• [OBJECTIVE]: Find the word "cases" in the material below and gather every line that contains it.

(Saved data entries)
****************

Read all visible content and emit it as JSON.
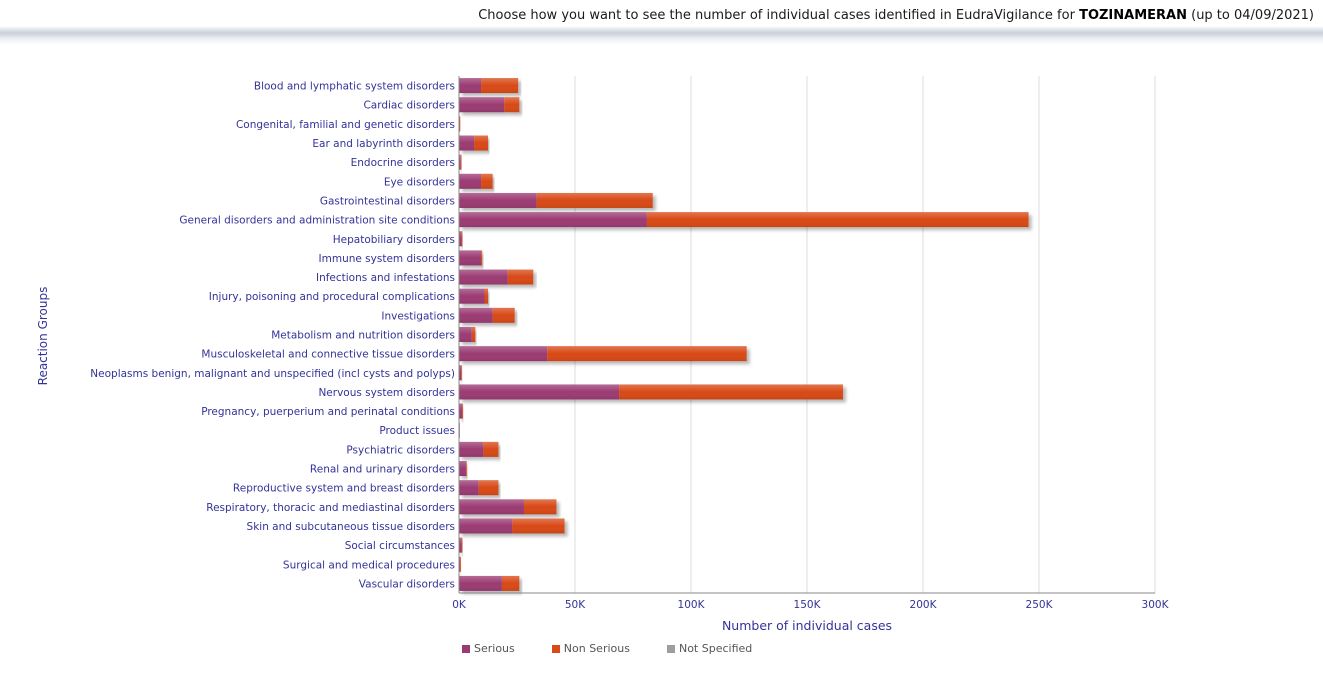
{
  "header": {
    "prefix": "Choose how you want to see the number of individual cases identified in EudraVigilance for ",
    "product": "TOZINAMERAN",
    "suffix": " (up to 04/09/2021)"
  },
  "colors": {
    "serious": "#9b3a73",
    "non_serious": "#d84a17",
    "not_specified": "#9e9e9e",
    "axis_text": "#333399",
    "grid": "#dcdcdc"
  },
  "chart_data": {
    "type": "bar",
    "orientation": "horizontal",
    "stacked": true,
    "xlabel": "Number of individual cases",
    "ylabel": "Reaction Groups",
    "xlim": [
      0,
      300000
    ],
    "xticks": [
      0,
      50000,
      100000,
      150000,
      200000,
      250000,
      300000
    ],
    "xtick_labels": [
      "0K",
      "50K",
      "100K",
      "150K",
      "200K",
      "250K",
      "300K"
    ],
    "grid": "vertical",
    "legend_position": "bottom",
    "categories": [
      "Blood and lymphatic system disorders",
      "Cardiac disorders",
      "Congenital, familial and genetic disorders",
      "Ear and labyrinth disorders",
      "Endocrine disorders",
      "Eye disorders",
      "Gastrointestinal disorders",
      "General disorders and administration site conditions",
      "Hepatobiliary disorders",
      "Immune system disorders",
      "Infections and infestations",
      "Injury, poisoning and procedural complications",
      "Investigations",
      "Metabolism and nutrition disorders",
      "Musculoskeletal and connective tissue disorders",
      "Neoplasms benign, malignant and unspecified (incl cysts and polyps)",
      "Nervous system disorders",
      "Pregnancy, puerperium and perinatal conditions",
      "Product issues",
      "Psychiatric disorders",
      "Renal and urinary disorders",
      "Reproductive system and breast disorders",
      "Respiratory, thoracic and mediastinal disorders",
      "Skin and subcutaneous tissue disorders",
      "Social circumstances",
      "Surgical and medical procedures",
      "Vascular disorders"
    ],
    "series": [
      {
        "name": "Serious",
        "values": [
          9500,
          19500,
          200,
          6500,
          700,
          9500,
          33500,
          81000,
          1100,
          9500,
          21000,
          11000,
          14500,
          5500,
          38000,
          900,
          69000,
          1400,
          100,
          10500,
          3000,
          8500,
          28000,
          23000,
          1100,
          500,
          18500
        ]
      },
      {
        "name": "Non Serious",
        "values": [
          16000,
          6500,
          100,
          6000,
          100,
          5000,
          50000,
          164500,
          200,
          500,
          11000,
          1500,
          9500,
          1500,
          86000,
          100,
          96500,
          200,
          0,
          6500,
          300,
          8500,
          14000,
          22500,
          200,
          100,
          7500
        ]
      },
      {
        "name": "Not Specified",
        "values": [
          0,
          0,
          0,
          0,
          0,
          0,
          0,
          0,
          0,
          0,
          0,
          0,
          0,
          0,
          0,
          0,
          0,
          0,
          0,
          0,
          0,
          0,
          0,
          0,
          0,
          0,
          0
        ]
      }
    ]
  }
}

****************

• [TASK RESULT]:
    "prefix": "Choose how you want to see the number of individual cases identified in EudraVigilance for ",
    "xlabel": "Number of individual cases",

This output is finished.